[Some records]
# # # #
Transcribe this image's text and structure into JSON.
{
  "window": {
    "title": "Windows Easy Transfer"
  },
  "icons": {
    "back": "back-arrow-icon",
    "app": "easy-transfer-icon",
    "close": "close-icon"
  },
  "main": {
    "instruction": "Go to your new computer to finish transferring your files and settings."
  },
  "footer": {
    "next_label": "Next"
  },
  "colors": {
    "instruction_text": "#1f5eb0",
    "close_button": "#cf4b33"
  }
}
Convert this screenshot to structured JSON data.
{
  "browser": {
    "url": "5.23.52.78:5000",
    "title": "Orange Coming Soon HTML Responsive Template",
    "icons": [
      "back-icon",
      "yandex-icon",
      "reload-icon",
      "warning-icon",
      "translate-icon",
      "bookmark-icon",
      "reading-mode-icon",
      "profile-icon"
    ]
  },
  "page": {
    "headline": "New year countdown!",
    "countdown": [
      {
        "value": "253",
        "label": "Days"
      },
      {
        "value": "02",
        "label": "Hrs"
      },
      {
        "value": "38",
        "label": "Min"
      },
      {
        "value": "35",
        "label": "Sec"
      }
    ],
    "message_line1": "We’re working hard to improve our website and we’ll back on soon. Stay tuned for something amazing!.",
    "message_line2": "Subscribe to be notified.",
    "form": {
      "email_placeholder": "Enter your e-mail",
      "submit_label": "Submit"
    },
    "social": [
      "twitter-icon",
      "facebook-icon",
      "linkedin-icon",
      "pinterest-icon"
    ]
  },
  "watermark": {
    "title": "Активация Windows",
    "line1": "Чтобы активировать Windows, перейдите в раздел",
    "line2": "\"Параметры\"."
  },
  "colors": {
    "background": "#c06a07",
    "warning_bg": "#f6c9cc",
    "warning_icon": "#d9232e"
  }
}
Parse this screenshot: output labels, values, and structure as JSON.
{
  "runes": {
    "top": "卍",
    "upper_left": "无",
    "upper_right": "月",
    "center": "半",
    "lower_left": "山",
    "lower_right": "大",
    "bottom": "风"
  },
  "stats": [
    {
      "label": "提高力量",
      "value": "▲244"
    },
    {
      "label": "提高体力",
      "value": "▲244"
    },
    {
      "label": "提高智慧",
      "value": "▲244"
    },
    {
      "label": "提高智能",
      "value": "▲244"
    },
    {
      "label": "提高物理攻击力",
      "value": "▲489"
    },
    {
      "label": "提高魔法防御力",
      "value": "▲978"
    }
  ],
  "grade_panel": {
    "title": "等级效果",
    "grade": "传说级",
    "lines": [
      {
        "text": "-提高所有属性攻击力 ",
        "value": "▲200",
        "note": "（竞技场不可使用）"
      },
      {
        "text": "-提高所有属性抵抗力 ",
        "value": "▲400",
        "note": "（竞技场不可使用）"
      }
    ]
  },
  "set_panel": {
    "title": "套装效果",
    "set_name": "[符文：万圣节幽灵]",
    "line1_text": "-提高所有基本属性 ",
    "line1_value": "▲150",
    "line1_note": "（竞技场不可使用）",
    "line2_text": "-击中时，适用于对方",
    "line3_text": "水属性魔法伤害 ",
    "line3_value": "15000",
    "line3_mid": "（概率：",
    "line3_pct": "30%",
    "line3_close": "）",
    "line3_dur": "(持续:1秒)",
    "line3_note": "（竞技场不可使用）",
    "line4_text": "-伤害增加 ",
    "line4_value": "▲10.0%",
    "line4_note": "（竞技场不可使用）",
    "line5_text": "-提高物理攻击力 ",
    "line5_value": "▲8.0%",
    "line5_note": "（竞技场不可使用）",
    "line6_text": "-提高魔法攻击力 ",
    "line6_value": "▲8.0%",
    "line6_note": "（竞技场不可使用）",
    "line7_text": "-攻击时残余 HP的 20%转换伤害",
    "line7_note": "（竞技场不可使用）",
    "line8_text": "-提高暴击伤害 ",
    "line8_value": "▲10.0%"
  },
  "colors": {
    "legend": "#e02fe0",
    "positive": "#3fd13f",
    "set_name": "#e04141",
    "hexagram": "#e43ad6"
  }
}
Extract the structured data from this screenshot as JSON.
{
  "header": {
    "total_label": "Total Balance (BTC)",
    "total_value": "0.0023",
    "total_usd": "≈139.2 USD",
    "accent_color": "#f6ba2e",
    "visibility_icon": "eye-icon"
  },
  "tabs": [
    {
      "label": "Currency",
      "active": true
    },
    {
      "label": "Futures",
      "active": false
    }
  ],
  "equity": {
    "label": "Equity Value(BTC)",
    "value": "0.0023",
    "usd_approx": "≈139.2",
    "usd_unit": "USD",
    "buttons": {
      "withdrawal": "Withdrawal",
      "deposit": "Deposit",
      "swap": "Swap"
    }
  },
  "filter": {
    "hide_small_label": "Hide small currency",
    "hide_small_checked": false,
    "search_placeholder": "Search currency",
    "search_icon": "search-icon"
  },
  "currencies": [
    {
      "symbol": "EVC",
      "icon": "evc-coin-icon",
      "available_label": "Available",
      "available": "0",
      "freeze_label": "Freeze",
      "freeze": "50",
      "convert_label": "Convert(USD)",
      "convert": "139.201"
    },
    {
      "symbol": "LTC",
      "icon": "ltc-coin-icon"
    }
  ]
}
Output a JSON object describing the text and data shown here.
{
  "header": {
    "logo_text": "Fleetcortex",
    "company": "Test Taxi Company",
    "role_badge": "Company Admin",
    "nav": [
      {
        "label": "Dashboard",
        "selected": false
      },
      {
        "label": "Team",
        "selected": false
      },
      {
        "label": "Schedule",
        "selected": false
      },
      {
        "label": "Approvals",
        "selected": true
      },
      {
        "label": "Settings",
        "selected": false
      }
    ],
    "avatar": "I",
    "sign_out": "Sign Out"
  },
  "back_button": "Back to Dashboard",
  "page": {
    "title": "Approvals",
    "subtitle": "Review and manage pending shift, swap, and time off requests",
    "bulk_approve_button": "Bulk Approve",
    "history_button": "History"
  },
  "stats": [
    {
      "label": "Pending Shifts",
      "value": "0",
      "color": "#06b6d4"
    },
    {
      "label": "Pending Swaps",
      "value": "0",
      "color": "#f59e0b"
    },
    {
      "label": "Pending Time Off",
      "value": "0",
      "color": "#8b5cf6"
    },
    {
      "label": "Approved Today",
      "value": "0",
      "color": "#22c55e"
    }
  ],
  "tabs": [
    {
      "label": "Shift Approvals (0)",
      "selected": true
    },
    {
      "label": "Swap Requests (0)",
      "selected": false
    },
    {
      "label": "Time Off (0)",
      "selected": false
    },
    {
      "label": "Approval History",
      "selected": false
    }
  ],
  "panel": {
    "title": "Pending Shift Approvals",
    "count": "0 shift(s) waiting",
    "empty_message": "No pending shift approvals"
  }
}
# # # #
**Written task**
Print the records above in full, exactly.

**Result for this task**
Transcribe this image's text and structure into JSON.
{
  "window": {
    "title": "Windows Easy Transfer"
  },
  "icons": {
    "back": "back-arrow-icon",
    "app": "easy-transfer-icon",
    "close": "close-icon"
  },
  "main": {
    "instruction": "Go to your new computer to finish transferring your files and settings."
  },
  "footer": {
    "next_label": "Next"
  },
  "colors": {
    "instruction_text": "#1f5eb0",
    "close_button": "#cf4b33"
  }
}
Convert this screenshot to structured JSON data.
{
  "browser": {
    "url": "5.23.52.78:5000",
    "title": "Orange Coming Soon HTML Responsive Template",
    "icons": [
      "back-icon",
      "yandex-icon",
      "reload-icon",
      "warning-icon",
      "translate-icon",
      "bookmark-icon",
      "reading-mode-icon",
      "profile-icon"
    ]
  },
  "page": {
    "headline": "New year countdown!",
    "countdown": [
      {
        "value": "253",
        "label": "Days"
      },
      {
        "value": "02",
        "label": "Hrs"
      },
      {
        "value": "38",
        "label": "Min"
      },
      {
        "value": "35",
        "label": "Sec"
      }
    ],
    "message_line1": "We’re working hard to improve our website and we’ll back on soon. Stay tuned for something amazing!.",
    "message_line2": "Subscribe to be notified.",
    "form": {
      "email_placeholder": "Enter your e-mail",
      "submit_label": "Submit"
    },
    "social": [
      "twitter-icon",
      "facebook-icon",
      "linkedin-icon",
      "pinterest-icon"
    ]
  },
  "watermark": {
    "title": "Активация Windows",
    "line1": "Чтобы активировать Windows, перейдите в раздел",
    "line2": "\"Параметры\"."
  },
  "colors": {
    "background": "#c06a07",
    "warning_bg": "#f6c9cc",
    "warning_icon": "#d9232e"
  }
}
Parse this screenshot: output labels, values, and structure as JSON.
{
  "runes": {
    "top": "卍",
    "upper_left": "无",
    "upper_right": "月",
    "center": "半",
    "lower_left": "山",
    "lower_right": "大",
    "bottom": "风"
  },
  "stats": [
    {
      "label": "提高力量",
      "value": "▲244"
    },
    {
      "label": "提高体力",
      "value": "▲244"
    },
    {
      "label": "提高智慧",
      "value": "▲244"
    },
    {
      "label": "提高智能",
      "value": "▲244"
    },
    {
      "label": "提高物理攻击力",
      "value": "▲489"
    },
    {
      "label": "提高魔法防御力",
      "value": "▲978"
    }
  ],
  "grade_panel": {
    "title": "等级效果",
    "grade": "传说级",
    "lines": [
      {
        "text": "-提高所有属性攻击力 ",
        "value": "▲200",
        "note": "（竞技场不可使用）"
      },
      {
        "text": "-提高所有属性抵抗力 ",
        "value": "▲400",
        "note": "（竞技场不可使用）"
      }
    ]
  },
  "set_panel": {
    "title": "套装效果",
    "set_name": "[符文：万圣节幽灵]",
    "line1_text": "-提高所有基本属性 ",
    "line1_value": "▲150",
    "line1_note": "（竞技场不可使用）",
    "line2_text": "-击中时，适用于对方",
    "line3_text": "水属性魔法伤害 ",
    "line3_value": "15000",
    "line3_mid": "（概率：",
    "line3_pct": "30%",
    "line3_close": "）",
    "line3_dur": "(持续:1秒)",
    "line3_note": "（竞技场不可使用）",
    "line4_text": "-伤害增加 ",
    "line4_value": "▲10.0%",
    "line4_note": "（竞技场不可使用）",
    "line5_text": "-提高物理攻击力 ",
    "line5_value": "▲8.0%",
    "line5_note": "（竞技场不可使用）",
    "line6_text": "-提高魔法攻击力 ",
    "line6_value": "▲8.0%",
    "line6_note": "（竞技场不可使用）",
    "line7_text": "-攻击时残余 HP的 20%转换伤害",
    "line7_note": "（竞技场不可使用）",
    "line8_text": "-提高暴击伤害 ",
    "line8_value": "▲10.0%"
  },
  "colors": {
    "legend": "#e02fe0",
    "positive": "#3fd13f",
    "set_name": "#e04141",
    "hexagram": "#e43ad6"
  }
}
Extract the structured data from this screenshot as JSON.
{
  "header": {
    "total_label": "Total Balance (BTC)",
    "total_value": "0.0023",
    "total_usd": "≈139.2 USD",
    "accent_color": "#f6ba2e",
    "visibility_icon": "eye-icon"
  },
  "tabs": [
    {
      "label": "Currency",
      "active": true
    },
    {
      "label": "Futures",
      "active": false
    }
  ],
  "equity": {
    "label": "Equity Value(BTC)",
    "value": "0.0023",
    "usd_approx": "≈139.2",
    "usd_unit": "USD",
    "buttons": {
      "withdrawal": "Withdrawal",
      "deposit": "Deposit",
      "swap": "Swap"
    }
  },
  "filter": {
    "hide_small_label": "Hide small currency",
    "hide_small_checked": false,
    "search_placeholder": "Search currency",
    "search_icon": "search-icon"
  },
  "currencies": [
    {
      "symbol": "EVC",
      "icon": "evc-coin-icon",
      "available_label": "Available",
      "available": "0",
      "freeze_label": "Freeze",
      "freeze": "50",
      "convert_label": "Convert(USD)",
      "convert": "139.201"
    },
    {
      "symbol": "LTC",
      "icon": "ltc-coin-icon"
    }
  ]
}
Output a JSON object describing the text and data shown here.
{
  "header": {
    "logo_text": "Fleetcortex",
    "company": "Test Taxi Company",
    "role_badge": "Company Admin",
    "nav": [
      {
        "label": "Dashboard",
        "selected": false
      },
      {
        "label": "Team",
        "selected": false
      },
      {
        "label": "Schedule",
        "selected": false
      },
      {
        "label": "Approvals",
        "selected": true
      },
      {
        "label": "Settings",
        "selected": false
      }
    ],
    "avatar": "I",
    "sign_out": "Sign Out"
  },
  "back_button": "Back to Dashboard",
  "page": {
    "title": "Approvals",
    "subtitle": "Review and manage pending shift, swap, and time off requests",
    "bulk_approve_button": "Bulk Approve",
    "history_button": "History"
  },
  "stats": [
    {
      "label": "Pending Shifts",
      "value": "0",
      "color": "#06b6d4"
    },
    {
      "label": "Pending Swaps",
      "value": "0",
      "color": "#f59e0b"
    },
    {
      "label": "Pending Time Off",
      "value": "0",
      "color": "#8b5cf6"
    },
    {
      "label": "Approved Today",
      "value": "0",
      "color": "#22c55e"
    }
  ],
  "tabs": [
    {
      "label": "Shift Approvals (0)",
      "selected": true
    },
    {
      "label": "Swap Requests (0)",
      "selected": false
    },
    {
      "label": "Time Off (0)",
      "selected": false
    },
    {
      "label": "Approval History",
      "selected": false
    }
  ],
  "panel": {
    "title": "Pending Shift Approvals",
    "count": "0 shift(s) waiting",
    "empty_message": "No pending shift approvals"
  }
}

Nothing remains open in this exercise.